Collected data =>
----
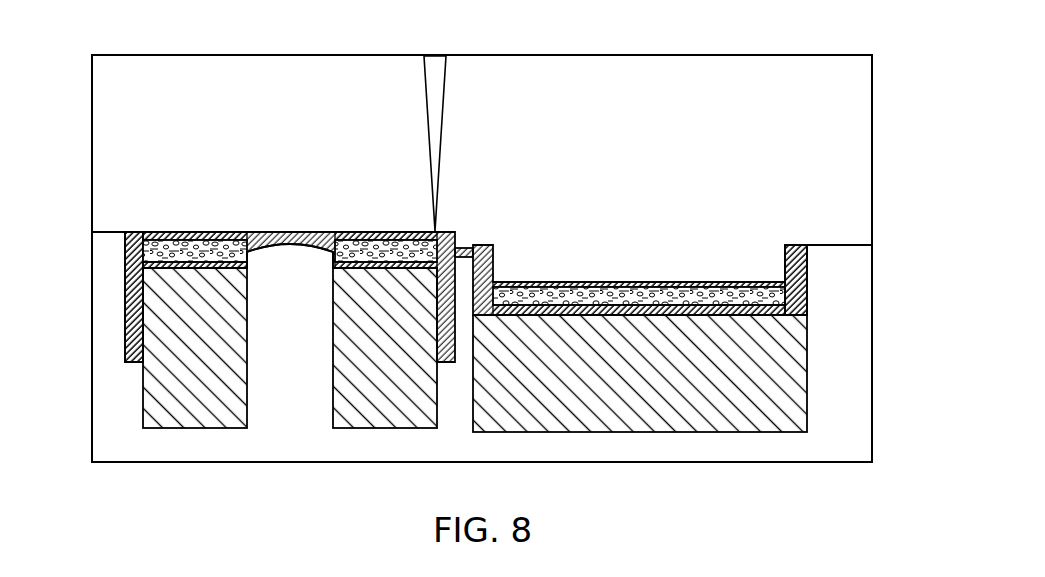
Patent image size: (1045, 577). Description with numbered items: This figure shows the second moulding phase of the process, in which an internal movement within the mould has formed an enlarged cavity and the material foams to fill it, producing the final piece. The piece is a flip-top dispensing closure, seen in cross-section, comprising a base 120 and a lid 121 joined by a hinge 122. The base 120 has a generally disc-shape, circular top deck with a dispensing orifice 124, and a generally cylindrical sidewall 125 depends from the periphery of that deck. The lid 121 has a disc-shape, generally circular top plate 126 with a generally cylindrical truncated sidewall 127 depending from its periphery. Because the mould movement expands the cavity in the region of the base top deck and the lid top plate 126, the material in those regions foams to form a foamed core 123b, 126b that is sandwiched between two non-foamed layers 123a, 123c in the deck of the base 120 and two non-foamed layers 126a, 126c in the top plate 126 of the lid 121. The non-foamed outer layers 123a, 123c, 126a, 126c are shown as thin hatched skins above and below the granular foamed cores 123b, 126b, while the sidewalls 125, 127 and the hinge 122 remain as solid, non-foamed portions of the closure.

The base 120 is at (117, 270).
The lid 121 is at (807, 300).
The hinge 122 is at (463, 248).
The non-foamed layer 123a is at (155, 232).
The foamed core 123b is at (203, 242).
The non-foamed layer 123c is at (237, 252).
The dispensing orifice 124 is at (291, 236).
The sidewall 125 is at (125, 314).
The top plate 126 is at (555, 274).
The non-foamed layer 126a is at (630, 282).
The foamed core 126b is at (695, 290).
The non-foamed layer 126c is at (748, 284).
The truncated sidewall 127 is at (807, 262).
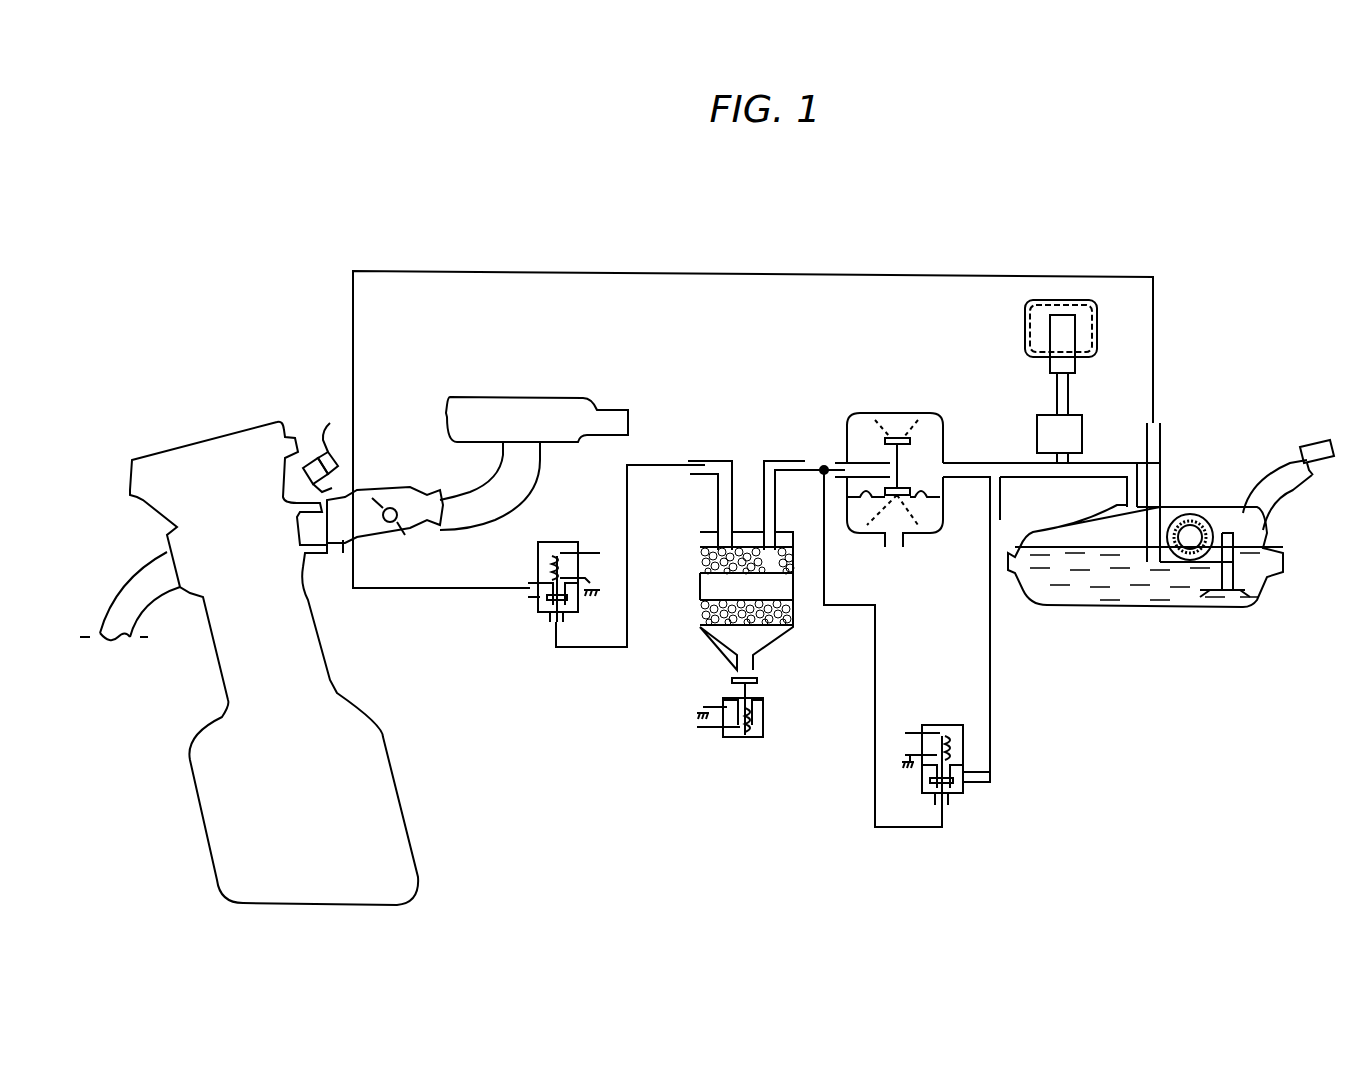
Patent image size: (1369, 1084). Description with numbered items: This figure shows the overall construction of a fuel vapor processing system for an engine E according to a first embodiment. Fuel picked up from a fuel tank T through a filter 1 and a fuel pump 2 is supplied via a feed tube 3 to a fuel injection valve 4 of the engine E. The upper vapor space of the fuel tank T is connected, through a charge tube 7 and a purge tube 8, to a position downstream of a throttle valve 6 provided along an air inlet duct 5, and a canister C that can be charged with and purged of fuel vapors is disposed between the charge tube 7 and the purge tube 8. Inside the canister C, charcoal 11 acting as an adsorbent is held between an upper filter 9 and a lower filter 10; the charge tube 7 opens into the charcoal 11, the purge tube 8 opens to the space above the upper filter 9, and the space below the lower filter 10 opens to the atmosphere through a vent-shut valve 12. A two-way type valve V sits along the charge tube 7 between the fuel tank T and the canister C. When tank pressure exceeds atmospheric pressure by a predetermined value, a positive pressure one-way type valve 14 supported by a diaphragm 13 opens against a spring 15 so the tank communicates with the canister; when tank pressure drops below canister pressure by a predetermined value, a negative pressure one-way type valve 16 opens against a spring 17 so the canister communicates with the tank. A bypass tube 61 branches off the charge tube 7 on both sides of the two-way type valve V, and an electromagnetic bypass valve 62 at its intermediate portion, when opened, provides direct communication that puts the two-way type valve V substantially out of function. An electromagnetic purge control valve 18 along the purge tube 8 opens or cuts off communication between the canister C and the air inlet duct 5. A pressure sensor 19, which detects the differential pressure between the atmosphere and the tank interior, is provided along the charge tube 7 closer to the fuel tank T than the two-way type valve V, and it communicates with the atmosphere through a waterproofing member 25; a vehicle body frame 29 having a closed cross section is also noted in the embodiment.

The filter 1 is at (1236, 588).
The fuel pump 2 is at (1200, 514).
The feed tube 3 is at (766, 275).
The fuel injection valve 4 is at (317, 453).
The air inlet duct 5 is at (478, 517).
The throttle valve 6 is at (390, 508).
The charge tube 7 is at (1020, 478).
The purge tube 8 is at (455, 596).
The upper filter 9 is at (718, 547).
The lower filter 10 is at (718, 625).
The charcoal 11 is at (716, 570).
The vent-shut valve 12 is at (748, 738).
The diaphragm 13 is at (872, 534).
The positive pressure one-way type valve 14 is at (905, 490).
The spring 15 is at (905, 536).
The negative pressure one-way type valve 16 is at (897, 437).
The spring 17 is at (848, 422).
The purge control valve 18 is at (557, 542).
The pressure sensor 19 is at (1059, 439).
The waterproofing member 25 is at (1062, 327).
The vehicle body frame 29 is at (1098, 350).
The bypass tube 61 is at (877, 655).
The bypass valve 62 is at (958, 806).
The engine E is at (412, 706).
The canister C is at (797, 612).
The two-way type valve V is at (945, 416).
The fuel tank T is at (1150, 607).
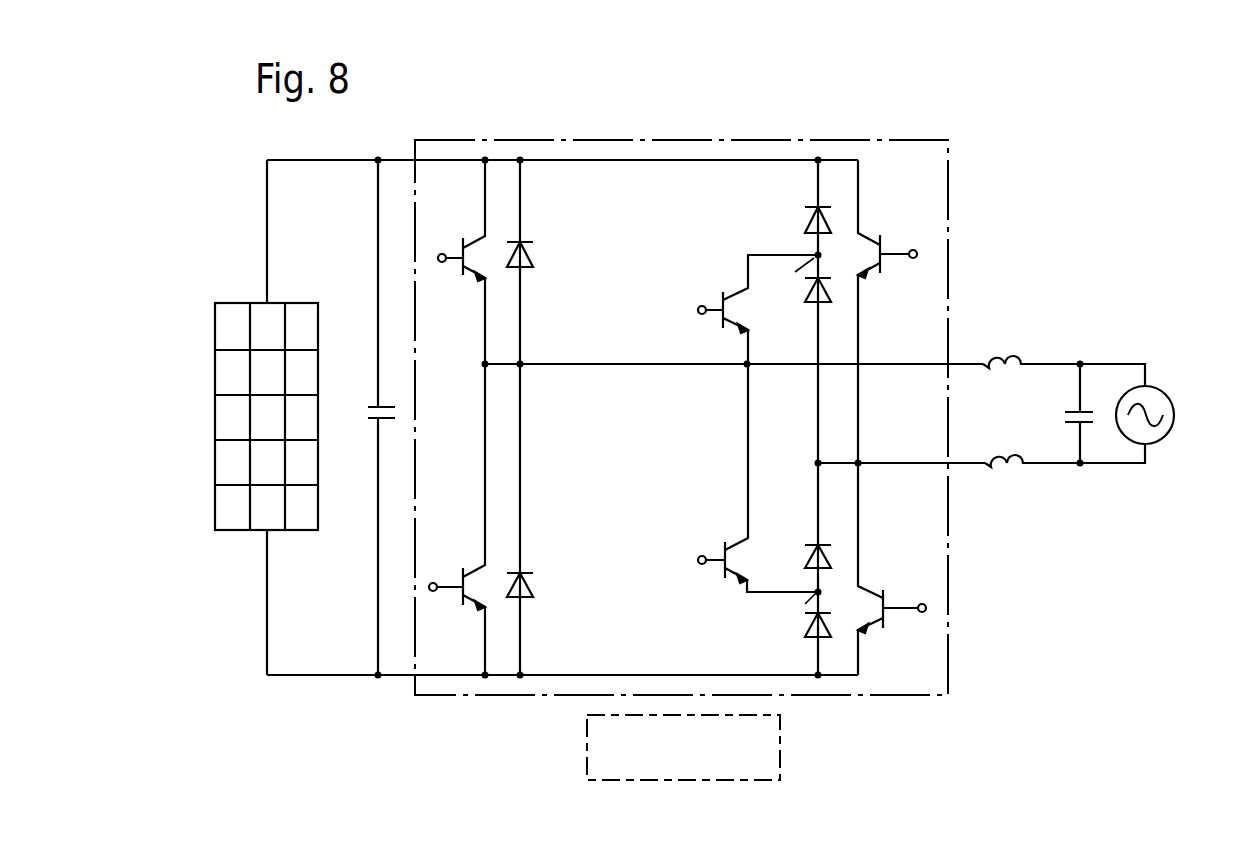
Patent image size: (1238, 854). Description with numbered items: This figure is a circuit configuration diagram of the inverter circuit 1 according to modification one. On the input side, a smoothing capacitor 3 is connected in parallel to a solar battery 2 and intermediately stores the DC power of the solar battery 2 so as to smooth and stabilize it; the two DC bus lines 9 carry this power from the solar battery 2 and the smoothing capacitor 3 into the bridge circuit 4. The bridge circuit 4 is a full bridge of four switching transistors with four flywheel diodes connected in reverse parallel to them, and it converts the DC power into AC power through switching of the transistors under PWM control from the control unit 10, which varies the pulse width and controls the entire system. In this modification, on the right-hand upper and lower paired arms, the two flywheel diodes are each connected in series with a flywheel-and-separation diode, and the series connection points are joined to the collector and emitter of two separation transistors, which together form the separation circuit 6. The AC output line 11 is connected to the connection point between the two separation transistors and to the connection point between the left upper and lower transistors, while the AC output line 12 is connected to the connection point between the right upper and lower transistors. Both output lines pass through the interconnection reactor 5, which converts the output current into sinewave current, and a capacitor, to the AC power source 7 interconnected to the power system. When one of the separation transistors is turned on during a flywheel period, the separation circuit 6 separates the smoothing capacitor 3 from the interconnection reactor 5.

The inverter circuit 1 is at (827, 138).
The solar battery 2 is at (237, 302).
The smoothing capacitor 3 is at (374, 406).
The bridge circuit 4 is at (660, 148).
The interconnection reactor 5 is at (1036, 342).
The separation circuit 6 is at (702, 235).
The AC power source 7 is at (1152, 387).
The DC bus lines 9 is at (402, 157).
The control unit 10 is at (781, 748).
The AC output line 11 is at (880, 363).
The AC output line 12 is at (880, 462).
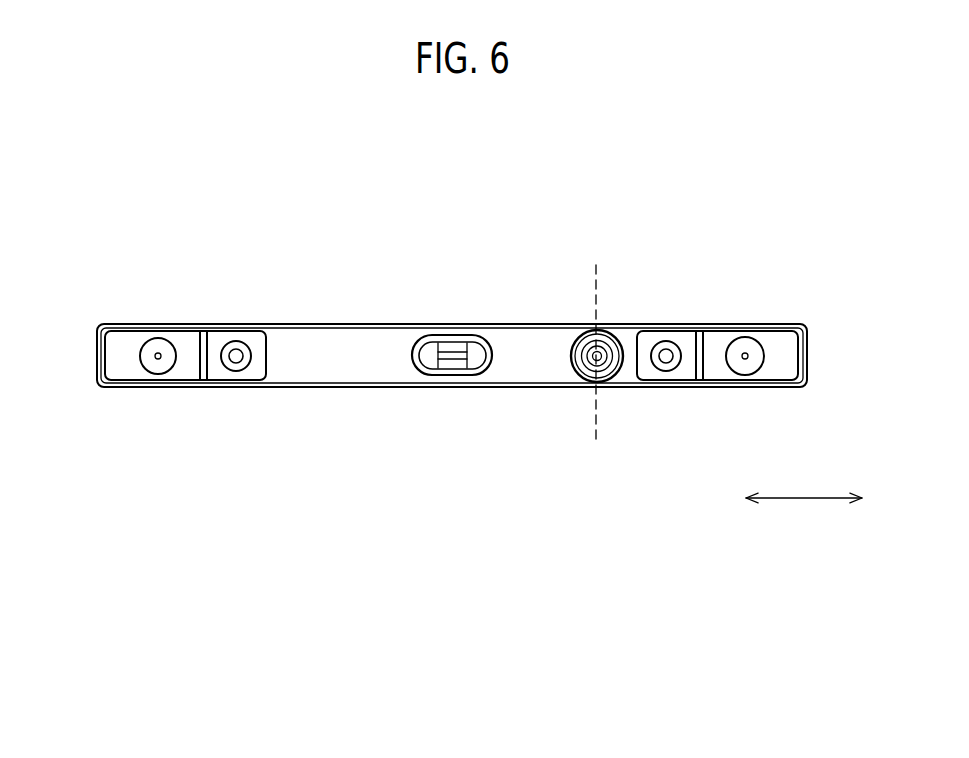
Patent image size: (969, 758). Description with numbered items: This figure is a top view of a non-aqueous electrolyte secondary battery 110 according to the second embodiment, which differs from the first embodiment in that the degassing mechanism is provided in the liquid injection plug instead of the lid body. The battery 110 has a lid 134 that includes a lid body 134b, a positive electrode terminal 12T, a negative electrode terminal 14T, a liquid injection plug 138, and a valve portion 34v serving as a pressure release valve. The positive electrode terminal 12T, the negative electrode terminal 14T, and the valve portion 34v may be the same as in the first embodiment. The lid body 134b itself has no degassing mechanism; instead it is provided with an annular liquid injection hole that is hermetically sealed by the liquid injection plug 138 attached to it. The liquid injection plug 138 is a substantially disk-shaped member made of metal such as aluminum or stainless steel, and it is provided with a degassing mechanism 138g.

The non-aqueous electrolyte secondary battery 110 is at (780, 240).
The lid 134 is at (108, 320).
The lid body 134b is at (355, 373).
The positive electrode terminal 12T is at (240, 372).
The negative electrode terminal 14T is at (668, 372).
The valve portion 34v is at (447, 310).
The liquid injection plug 138 is at (573, 310).
The degassing mechanism 138g is at (558, 307).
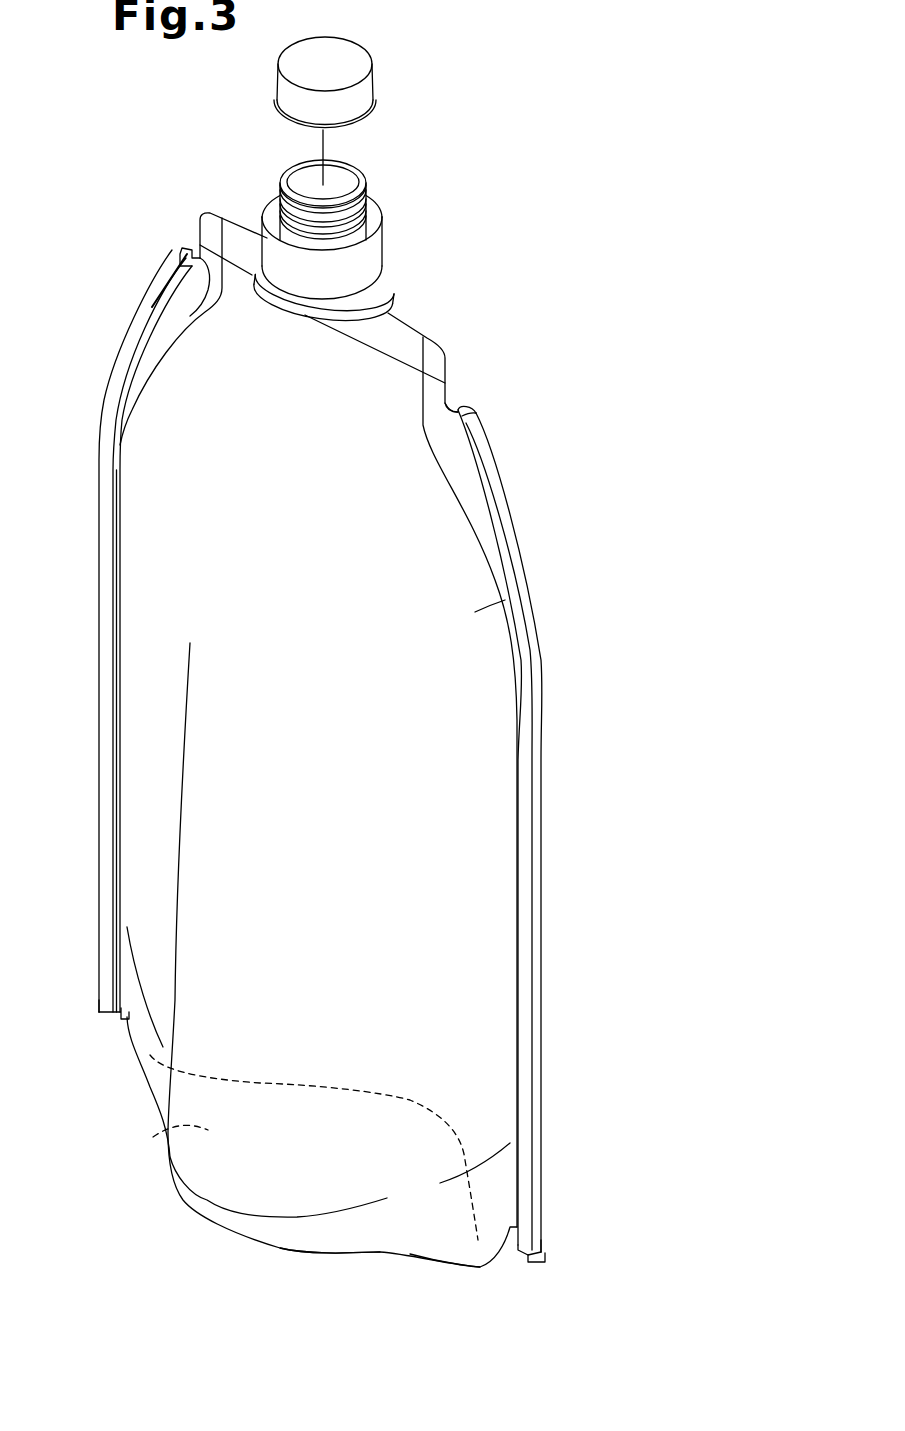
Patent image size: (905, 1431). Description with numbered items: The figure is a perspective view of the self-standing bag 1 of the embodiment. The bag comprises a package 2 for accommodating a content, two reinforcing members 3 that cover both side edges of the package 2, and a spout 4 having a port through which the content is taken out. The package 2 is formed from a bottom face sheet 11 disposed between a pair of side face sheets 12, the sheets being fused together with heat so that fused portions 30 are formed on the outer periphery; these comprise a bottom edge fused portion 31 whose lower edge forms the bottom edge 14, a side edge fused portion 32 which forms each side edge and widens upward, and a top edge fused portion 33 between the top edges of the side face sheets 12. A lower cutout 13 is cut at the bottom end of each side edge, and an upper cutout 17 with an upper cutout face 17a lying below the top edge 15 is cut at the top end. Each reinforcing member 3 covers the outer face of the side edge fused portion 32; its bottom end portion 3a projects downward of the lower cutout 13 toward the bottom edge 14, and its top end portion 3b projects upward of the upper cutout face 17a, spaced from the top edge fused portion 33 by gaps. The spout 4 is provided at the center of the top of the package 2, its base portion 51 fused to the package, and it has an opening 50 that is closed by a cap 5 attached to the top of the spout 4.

The self-standing bag 1 is at (557, 383).
The package 2 is at (410, 385).
The reinforcing member 3 is at (525, 800).
The bottom end portion 3a is at (100, 1015).
The top end portion 3b is at (185, 245).
The spout 4 is at (372, 222).
The cap 5 is at (345, 62).
The bottom face sheet 11 is at (170, 1133).
The side face sheet 12 is at (478, 608).
The lower cutout 13 is at (113, 1040).
The bottom edge 14 is at (312, 1256).
The top edge 15 is at (400, 318).
The upper cutout 17 is at (171, 176).
The upper cutout face 17a is at (204, 300).
The fused portion 30 is at (468, 478).
The bottom edge fused portion 31 is at (440, 1240).
The side edge fused portion 32 is at (500, 550).
The top edge fused portion 33 is at (235, 228).
The opening 50 is at (352, 175).
The base portion 51 is at (302, 325).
----
DO THIS => Rewrite the stretch from "Patent image size: (905, 1431)." through the end of the material, swapping "perspective view" for "three-dimensional view" and keeping everything else the same.

ANSWER TO THIS EXERCISE =>
Patent image size: (905, 1431). Description with numbered items: The figure is a three-dimensional view of the self-standing bag 1 of the embodiment. The bag comprises a package 2 for accommodating a content, two reinforcing members 3 that cover both side edges of the package 2, and a spout 4 having a port through which the content is taken out. The package 2 is formed from a bottom face sheet 11 disposed between a pair of side face sheets 12, the sheets being fused together with heat so that fused portions 30 are formed on the outer periphery; these comprise a bottom edge fused portion 31 whose lower edge forms the bottom edge 14, a side edge fused portion 32 which forms each side edge and widens upward, and a top edge fused portion 33 between the top edges of the side face sheets 12. A lower cutout 13 is cut at the bottom end of each side edge, and an upper cutout 17 with an upper cutout face 17a lying below the top edge 15 is cut at the top end. Each reinforcing member 3 covers the outer face of the side edge fused portion 32; its bottom end portion 3a projects downward of the lower cutout 13 toward the bottom edge 14, and its top end portion 3b projects upward of the upper cutout face 17a, spaced from the top edge fused portion 33 by gaps. The spout 4 is provided at the center of the top of the package 2, its base portion 51 fused to the package, and it has an opening 50 that is closed by a cap 5 attached to the top of the spout 4.

The self-standing bag 1 is at (557, 383).
The package 2 is at (410, 385).
The reinforcing member 3 is at (525, 800).
The bottom end portion 3a is at (100, 1015).
The top end portion 3b is at (185, 245).
The spout 4 is at (372, 222).
The cap 5 is at (345, 62).
The bottom face sheet 11 is at (170, 1133).
The side face sheet 12 is at (478, 608).
The lower cutout 13 is at (113, 1040).
The bottom edge 14 is at (312, 1256).
The top edge 15 is at (400, 318).
The upper cutout 17 is at (171, 176).
The upper cutout face 17a is at (204, 300).
The fused portion 30 is at (468, 478).
The bottom edge fused portion 31 is at (440, 1240).
The side edge fused portion 32 is at (500, 550).
The top edge fused portion 33 is at (235, 228).
The opening 50 is at (352, 175).
The base portion 51 is at (302, 325).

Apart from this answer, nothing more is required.